-- Source data --
┄┄┄┄┄┄┄┄┄┄┄┄┄┄┄┄┄┄┄┄
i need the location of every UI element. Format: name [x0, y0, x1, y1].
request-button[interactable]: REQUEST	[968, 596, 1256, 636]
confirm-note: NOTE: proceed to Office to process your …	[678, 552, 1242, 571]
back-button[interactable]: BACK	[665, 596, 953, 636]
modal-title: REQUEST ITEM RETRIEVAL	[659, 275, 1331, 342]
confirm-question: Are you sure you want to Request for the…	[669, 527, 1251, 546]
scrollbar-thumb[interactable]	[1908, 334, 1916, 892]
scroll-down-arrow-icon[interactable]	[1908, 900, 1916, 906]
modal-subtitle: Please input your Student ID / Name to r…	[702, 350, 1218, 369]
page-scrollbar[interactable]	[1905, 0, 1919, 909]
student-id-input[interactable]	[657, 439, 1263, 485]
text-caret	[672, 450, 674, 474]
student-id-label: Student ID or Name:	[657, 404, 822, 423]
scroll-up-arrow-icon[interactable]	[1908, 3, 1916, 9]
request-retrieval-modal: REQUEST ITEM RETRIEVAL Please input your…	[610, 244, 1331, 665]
┄┄┄┄┄┄┄┄┄┄┄┄┄┄┄┄┄┄┄┄
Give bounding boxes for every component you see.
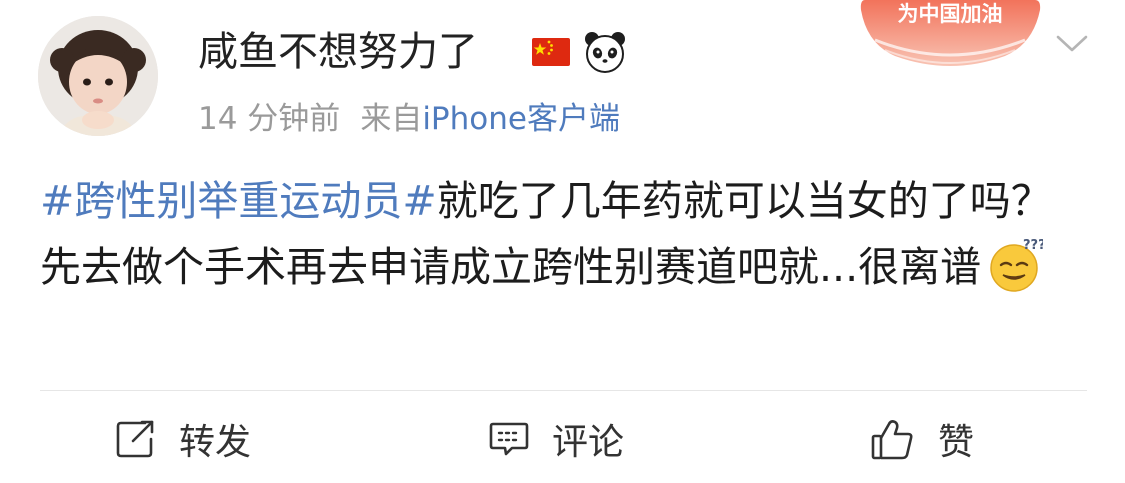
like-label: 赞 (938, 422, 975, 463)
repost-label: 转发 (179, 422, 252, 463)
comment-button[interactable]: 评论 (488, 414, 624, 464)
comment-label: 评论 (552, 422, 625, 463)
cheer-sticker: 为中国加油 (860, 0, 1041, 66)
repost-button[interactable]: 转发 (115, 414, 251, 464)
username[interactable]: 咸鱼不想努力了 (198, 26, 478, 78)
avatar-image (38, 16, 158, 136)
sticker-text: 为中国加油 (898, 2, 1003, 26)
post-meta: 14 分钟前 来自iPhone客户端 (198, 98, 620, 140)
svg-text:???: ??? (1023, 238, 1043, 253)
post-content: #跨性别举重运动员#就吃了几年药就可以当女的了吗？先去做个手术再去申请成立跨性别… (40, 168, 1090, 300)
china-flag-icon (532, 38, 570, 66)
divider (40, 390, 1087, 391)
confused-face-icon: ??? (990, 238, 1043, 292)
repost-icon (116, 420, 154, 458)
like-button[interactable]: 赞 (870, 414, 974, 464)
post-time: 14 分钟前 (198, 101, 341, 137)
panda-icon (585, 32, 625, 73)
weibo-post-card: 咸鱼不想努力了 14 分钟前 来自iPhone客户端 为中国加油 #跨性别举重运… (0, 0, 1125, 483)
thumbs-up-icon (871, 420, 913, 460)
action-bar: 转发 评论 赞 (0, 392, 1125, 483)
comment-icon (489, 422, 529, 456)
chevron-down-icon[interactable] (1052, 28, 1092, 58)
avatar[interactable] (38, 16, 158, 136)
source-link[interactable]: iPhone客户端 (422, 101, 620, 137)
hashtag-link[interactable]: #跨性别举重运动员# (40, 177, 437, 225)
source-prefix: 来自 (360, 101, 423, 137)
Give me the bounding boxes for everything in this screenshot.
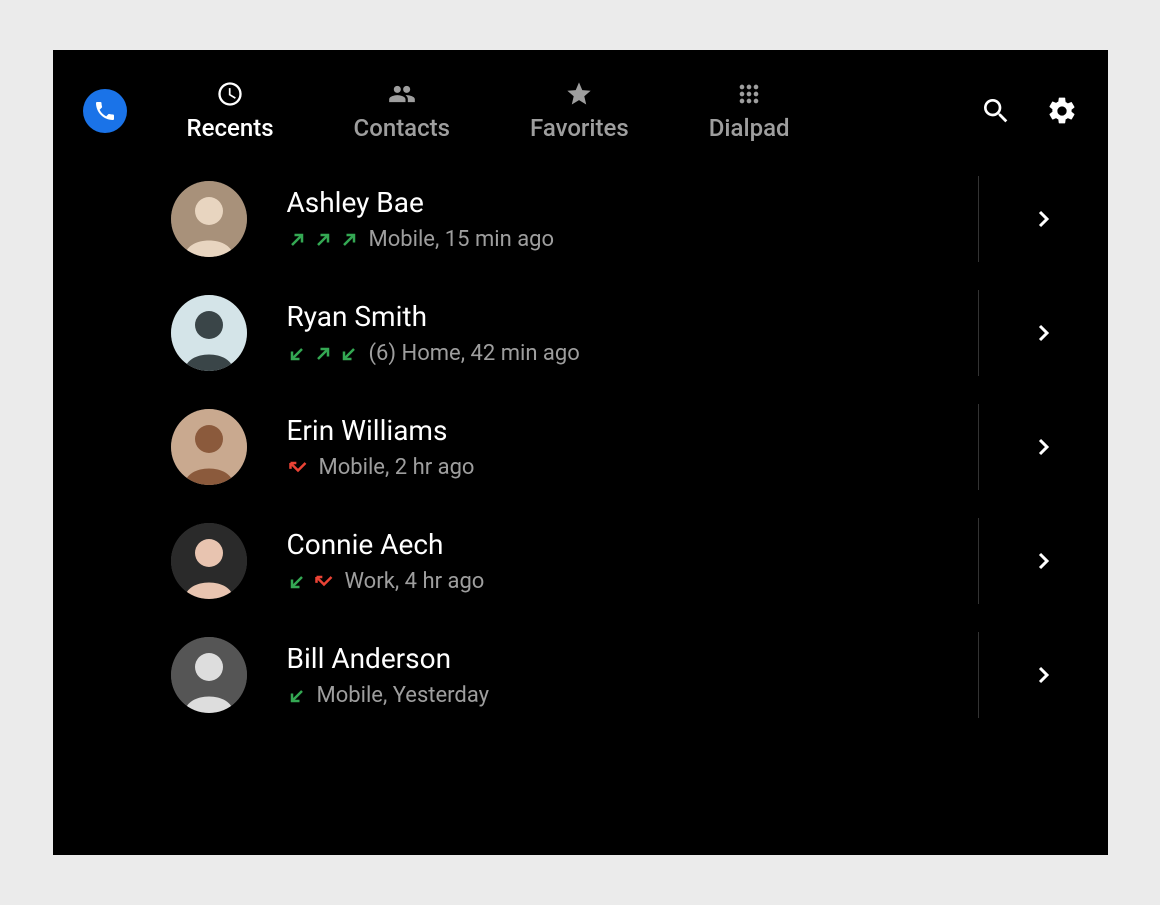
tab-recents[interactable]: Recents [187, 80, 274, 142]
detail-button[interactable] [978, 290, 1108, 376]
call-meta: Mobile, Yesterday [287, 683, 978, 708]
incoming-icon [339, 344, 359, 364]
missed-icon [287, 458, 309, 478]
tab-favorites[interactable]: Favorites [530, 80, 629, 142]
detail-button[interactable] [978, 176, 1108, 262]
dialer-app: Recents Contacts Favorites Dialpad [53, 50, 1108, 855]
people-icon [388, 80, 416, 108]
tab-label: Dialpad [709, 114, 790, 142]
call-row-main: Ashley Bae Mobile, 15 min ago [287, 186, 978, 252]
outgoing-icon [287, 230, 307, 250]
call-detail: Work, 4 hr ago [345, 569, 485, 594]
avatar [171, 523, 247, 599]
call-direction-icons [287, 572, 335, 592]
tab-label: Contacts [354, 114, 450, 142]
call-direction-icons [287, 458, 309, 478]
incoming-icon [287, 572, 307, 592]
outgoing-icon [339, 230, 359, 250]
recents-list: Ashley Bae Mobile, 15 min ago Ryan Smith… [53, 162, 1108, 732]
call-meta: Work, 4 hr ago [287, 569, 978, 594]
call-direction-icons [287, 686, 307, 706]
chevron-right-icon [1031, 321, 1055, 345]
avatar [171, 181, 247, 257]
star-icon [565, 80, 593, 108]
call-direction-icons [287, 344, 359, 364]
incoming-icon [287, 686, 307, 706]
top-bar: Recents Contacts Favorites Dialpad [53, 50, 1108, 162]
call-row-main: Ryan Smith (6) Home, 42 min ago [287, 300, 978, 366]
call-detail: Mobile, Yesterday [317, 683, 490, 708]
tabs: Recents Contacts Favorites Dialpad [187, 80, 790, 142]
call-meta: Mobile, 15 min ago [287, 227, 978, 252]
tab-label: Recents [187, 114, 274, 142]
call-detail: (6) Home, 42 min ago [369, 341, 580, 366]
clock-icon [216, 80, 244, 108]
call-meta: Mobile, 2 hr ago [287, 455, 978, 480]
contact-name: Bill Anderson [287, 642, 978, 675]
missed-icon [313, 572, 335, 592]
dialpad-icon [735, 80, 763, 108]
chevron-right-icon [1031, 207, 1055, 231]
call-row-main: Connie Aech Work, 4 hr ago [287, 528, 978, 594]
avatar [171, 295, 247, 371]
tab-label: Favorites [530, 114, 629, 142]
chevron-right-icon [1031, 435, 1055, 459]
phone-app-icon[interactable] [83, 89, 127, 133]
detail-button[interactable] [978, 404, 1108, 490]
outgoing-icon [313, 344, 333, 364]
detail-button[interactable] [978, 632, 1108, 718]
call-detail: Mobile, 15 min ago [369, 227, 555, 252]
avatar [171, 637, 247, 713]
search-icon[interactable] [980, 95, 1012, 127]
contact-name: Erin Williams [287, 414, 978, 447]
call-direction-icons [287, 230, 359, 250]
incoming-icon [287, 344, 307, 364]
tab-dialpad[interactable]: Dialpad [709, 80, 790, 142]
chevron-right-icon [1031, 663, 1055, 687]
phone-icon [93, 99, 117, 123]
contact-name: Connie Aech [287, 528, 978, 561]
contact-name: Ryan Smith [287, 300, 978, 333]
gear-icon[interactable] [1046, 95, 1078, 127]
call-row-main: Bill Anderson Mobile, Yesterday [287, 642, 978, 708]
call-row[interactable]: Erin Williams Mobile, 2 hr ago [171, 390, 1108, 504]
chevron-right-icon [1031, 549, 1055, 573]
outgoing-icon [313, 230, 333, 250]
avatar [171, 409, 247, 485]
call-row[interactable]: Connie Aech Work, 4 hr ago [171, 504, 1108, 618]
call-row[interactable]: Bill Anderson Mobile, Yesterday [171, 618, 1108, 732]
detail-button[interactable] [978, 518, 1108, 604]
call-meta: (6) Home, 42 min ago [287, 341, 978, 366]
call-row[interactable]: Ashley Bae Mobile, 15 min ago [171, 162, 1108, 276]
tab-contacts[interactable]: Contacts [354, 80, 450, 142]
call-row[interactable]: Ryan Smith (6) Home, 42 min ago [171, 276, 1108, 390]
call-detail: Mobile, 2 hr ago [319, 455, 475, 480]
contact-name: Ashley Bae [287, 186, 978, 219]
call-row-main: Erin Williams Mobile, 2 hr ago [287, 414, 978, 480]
┄┄┄┄┄┄┄┄┄┄┄┄┄┄┄┄┄┄┄┄
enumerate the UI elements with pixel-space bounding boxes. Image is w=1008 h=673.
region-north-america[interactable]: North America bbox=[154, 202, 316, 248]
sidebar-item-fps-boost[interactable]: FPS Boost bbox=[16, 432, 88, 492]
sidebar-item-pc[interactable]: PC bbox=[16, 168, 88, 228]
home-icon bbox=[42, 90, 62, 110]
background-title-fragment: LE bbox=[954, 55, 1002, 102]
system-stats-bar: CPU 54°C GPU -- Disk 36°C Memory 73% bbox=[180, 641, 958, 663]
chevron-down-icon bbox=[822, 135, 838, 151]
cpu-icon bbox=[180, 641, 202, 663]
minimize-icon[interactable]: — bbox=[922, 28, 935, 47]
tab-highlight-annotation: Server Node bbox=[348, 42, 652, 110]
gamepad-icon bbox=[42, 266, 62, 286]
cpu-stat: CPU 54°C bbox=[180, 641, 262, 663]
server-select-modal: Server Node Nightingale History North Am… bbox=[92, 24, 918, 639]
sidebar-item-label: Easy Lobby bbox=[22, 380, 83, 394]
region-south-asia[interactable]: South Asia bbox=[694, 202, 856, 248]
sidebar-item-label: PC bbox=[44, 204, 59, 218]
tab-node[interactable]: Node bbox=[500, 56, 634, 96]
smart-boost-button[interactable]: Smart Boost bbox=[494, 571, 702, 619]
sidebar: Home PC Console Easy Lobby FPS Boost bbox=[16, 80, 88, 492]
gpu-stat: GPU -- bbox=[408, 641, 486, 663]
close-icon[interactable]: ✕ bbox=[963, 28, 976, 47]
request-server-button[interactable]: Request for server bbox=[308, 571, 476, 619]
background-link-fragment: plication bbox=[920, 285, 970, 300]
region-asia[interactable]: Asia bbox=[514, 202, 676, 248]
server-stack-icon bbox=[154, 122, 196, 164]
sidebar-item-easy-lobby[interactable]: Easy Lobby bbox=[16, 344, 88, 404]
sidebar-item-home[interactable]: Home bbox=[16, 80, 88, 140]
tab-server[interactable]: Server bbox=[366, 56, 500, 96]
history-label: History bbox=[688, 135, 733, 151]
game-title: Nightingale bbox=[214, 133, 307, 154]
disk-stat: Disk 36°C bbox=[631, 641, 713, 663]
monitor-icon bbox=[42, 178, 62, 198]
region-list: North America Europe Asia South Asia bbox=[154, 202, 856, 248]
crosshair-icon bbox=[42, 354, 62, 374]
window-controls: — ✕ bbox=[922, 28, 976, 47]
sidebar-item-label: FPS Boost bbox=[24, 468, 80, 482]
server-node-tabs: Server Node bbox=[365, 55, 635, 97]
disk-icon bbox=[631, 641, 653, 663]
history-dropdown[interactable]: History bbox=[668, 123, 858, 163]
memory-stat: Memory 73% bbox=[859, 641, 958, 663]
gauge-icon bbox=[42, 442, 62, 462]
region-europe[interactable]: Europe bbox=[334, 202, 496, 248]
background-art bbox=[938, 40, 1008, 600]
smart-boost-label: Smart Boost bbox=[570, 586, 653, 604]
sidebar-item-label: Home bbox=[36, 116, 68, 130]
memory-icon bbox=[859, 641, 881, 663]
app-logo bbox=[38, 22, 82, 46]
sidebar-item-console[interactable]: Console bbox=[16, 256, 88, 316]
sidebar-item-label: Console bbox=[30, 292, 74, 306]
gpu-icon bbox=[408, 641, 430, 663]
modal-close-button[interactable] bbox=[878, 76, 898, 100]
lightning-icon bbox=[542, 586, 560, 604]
┄┄┄┄┄┄┄┄┄┄┄┄┄┄┄┄┄┄┄┄
-- To do --
Express the material from the line with "tab-recents[interactable]: Recents [187, 80, 274, 142]" up to and including the line with "detail-button[interactable] [978, 176, 1108, 262]" as a JSON list of strings, one string per line, omitting any blank lines.

-- Finished task --
[
  "tab-recents[interactable]: Recents [187, 80, 274, 142]",
  "detail-button[interactable] [978, 290, 1108, 376]",
  "call-meta: Mobile, Yesterday [287, 683, 978, 708]",
  "incoming-icon [339, 344, 359, 364]",
  "missed-icon [287, 458, 309, 478]",
  "tab-favorites[interactable]: Favorites [530, 80, 629, 142]",
  "detail-button[interactable] [978, 176, 1108, 262]"
]